## Begin

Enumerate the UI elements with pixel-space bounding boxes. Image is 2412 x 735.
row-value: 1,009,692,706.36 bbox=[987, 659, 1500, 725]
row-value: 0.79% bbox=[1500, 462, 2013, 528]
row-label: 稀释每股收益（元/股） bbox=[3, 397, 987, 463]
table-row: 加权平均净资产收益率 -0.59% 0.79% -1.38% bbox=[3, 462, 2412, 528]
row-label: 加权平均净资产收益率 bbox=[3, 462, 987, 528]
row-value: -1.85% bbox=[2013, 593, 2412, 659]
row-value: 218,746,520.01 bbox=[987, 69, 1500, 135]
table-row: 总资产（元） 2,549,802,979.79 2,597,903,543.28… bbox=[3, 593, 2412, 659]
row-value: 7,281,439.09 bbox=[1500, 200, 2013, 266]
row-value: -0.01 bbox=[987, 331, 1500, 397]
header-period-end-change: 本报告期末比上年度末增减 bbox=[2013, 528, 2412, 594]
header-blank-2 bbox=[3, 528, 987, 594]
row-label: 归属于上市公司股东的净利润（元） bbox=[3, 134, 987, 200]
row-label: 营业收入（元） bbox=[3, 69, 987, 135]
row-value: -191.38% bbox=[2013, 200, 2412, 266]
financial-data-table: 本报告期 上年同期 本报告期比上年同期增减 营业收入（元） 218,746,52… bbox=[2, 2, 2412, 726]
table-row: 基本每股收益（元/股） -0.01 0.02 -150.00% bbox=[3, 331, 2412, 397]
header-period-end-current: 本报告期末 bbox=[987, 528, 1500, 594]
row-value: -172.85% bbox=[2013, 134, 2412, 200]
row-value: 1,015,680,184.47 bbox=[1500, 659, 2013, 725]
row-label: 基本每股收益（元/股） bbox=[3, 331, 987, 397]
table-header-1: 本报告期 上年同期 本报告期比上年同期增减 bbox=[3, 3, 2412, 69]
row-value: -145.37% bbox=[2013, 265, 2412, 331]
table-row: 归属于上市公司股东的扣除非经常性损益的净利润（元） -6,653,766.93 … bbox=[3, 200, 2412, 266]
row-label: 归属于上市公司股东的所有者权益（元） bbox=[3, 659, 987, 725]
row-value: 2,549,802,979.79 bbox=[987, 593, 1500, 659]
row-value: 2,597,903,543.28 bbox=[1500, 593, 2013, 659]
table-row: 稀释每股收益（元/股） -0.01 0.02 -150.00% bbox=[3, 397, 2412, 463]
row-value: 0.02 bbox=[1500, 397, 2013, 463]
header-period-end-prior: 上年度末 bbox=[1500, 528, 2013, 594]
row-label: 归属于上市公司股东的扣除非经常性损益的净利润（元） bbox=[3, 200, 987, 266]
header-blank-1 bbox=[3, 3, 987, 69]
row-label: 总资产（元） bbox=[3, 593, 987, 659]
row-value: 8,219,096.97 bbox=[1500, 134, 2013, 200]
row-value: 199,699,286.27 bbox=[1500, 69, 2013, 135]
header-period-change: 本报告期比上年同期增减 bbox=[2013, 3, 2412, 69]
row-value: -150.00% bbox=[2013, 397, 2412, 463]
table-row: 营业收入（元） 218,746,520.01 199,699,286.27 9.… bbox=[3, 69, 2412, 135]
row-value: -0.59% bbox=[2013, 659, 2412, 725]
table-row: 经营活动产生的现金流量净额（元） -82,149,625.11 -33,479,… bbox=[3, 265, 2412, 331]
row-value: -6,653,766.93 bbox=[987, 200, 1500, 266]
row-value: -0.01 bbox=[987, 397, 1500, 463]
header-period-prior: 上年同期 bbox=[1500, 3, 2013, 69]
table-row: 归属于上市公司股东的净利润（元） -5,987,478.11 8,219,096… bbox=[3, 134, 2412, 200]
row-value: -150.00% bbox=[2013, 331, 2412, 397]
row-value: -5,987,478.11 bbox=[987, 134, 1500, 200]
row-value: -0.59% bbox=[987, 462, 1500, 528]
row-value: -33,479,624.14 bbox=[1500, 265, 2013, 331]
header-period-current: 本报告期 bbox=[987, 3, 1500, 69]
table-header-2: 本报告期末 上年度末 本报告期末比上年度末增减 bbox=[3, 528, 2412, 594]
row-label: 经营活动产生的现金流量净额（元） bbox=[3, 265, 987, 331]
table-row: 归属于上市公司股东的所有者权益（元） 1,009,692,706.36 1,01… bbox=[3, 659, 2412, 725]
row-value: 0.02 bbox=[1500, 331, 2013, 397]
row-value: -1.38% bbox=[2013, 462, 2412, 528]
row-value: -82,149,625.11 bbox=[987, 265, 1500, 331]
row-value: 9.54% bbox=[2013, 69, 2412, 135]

## End

YOUR INSTRUCTIONS: Quote the material above word for word, keeping every line in its original order.

SOLVED PROBLEM:
Enumerate the UI elements with pixel-space bounding boxes. Image is 2412 x 735.
row-value: 1,009,692,706.36 bbox=[987, 659, 1500, 725]
row-value: 0.79% bbox=[1500, 462, 2013, 528]
row-label: 稀释每股收益（元/股） bbox=[3, 397, 987, 463]
table-row: 加权平均净资产收益率 -0.59% 0.79% -1.38% bbox=[3, 462, 2412, 528]
row-label: 加权平均净资产收益率 bbox=[3, 462, 987, 528]
row-value: -1.85% bbox=[2013, 593, 2412, 659]
row-value: 218,746,520.01 bbox=[987, 69, 1500, 135]
table-row: 总资产（元） 2,549,802,979.79 2,597,903,543.28… bbox=[3, 593, 2412, 659]
row-value: 7,281,439.09 bbox=[1500, 200, 2013, 266]
row-value: -0.01 bbox=[987, 331, 1500, 397]
header-period-end-change: 本报告期末比上年度末增减 bbox=[2013, 528, 2412, 594]
header-blank-2 bbox=[3, 528, 987, 594]
row-label: 归属于上市公司股东的净利润（元） bbox=[3, 134, 987, 200]
row-label: 营业收入（元） bbox=[3, 69, 987, 135]
row-value: -191.38% bbox=[2013, 200, 2412, 266]
financial-data-table: 本报告期 上年同期 本报告期比上年同期增减 营业收入（元） 218,746,52… bbox=[2, 2, 2412, 726]
table-row: 基本每股收益（元/股） -0.01 0.02 -150.00% bbox=[3, 331, 2412, 397]
header-period-end-current: 本报告期末 bbox=[987, 528, 1500, 594]
row-value: -172.85% bbox=[2013, 134, 2412, 200]
row-value: 1,015,680,184.47 bbox=[1500, 659, 2013, 725]
row-label: 基本每股收益（元/股） bbox=[3, 331, 987, 397]
table-header-1: 本报告期 上年同期 本报告期比上年同期增减 bbox=[3, 3, 2412, 69]
row-value: -145.37% bbox=[2013, 265, 2412, 331]
table-row: 归属于上市公司股东的扣除非经常性损益的净利润（元） -6,653,766.93 … bbox=[3, 200, 2412, 266]
row-label: 归属于上市公司股东的所有者权益（元） bbox=[3, 659, 987, 725]
row-value: 2,549,802,979.79 bbox=[987, 593, 1500, 659]
row-value: 2,597,903,543.28 bbox=[1500, 593, 2013, 659]
table-row: 稀释每股收益（元/股） -0.01 0.02 -150.00% bbox=[3, 397, 2412, 463]
row-value: 0.02 bbox=[1500, 397, 2013, 463]
header-period-end-prior: 上年度末 bbox=[1500, 528, 2013, 594]
row-label: 归属于上市公司股东的扣除非经常性损益的净利润（元） bbox=[3, 200, 987, 266]
header-blank-1 bbox=[3, 3, 987, 69]
row-label: 总资产（元） bbox=[3, 593, 987, 659]
row-value: 8,219,096.97 bbox=[1500, 134, 2013, 200]
row-value: 199,699,286.27 bbox=[1500, 69, 2013, 135]
header-period-change: 本报告期比上年同期增减 bbox=[2013, 3, 2412, 69]
row-value: -150.00% bbox=[2013, 397, 2412, 463]
table-row: 营业收入（元） 218,746,520.01 199,699,286.27 9.… bbox=[3, 69, 2412, 135]
row-value: -0.59% bbox=[2013, 659, 2412, 725]
table-row: 经营活动产生的现金流量净额（元） -82,149,625.11 -33,479,… bbox=[3, 265, 2412, 331]
row-value: -6,653,766.93 bbox=[987, 200, 1500, 266]
row-value: -0.01 bbox=[987, 397, 1500, 463]
header-period-prior: 上年同期 bbox=[1500, 3, 2013, 69]
table-row: 归属于上市公司股东的净利润（元） -5,987,478.11 8,219,096… bbox=[3, 134, 2412, 200]
row-value: -150.00% bbox=[2013, 331, 2412, 397]
row-value: -5,987,478.11 bbox=[987, 134, 1500, 200]
row-value: -0.59% bbox=[987, 462, 1500, 528]
row-value: -33,479,624.14 bbox=[1500, 265, 2013, 331]
header-period-current: 本报告期 bbox=[987, 3, 1500, 69]
table-header-2: 本报告期末 上年度末 本报告期末比上年度末增减 bbox=[3, 528, 2412, 594]
row-label: 经营活动产生的现金流量净额（元） bbox=[3, 265, 987, 331]
table-row: 归属于上市公司股东的所有者权益（元） 1,009,692,706.36 1,01… bbox=[3, 659, 2412, 725]
row-value: 0.02 bbox=[1500, 331, 2013, 397]
row-value: -1.38% bbox=[2013, 462, 2412, 528]
row-value: -82,149,625.11 bbox=[987, 265, 1500, 331]
row-value: 9.54% bbox=[2013, 69, 2412, 135]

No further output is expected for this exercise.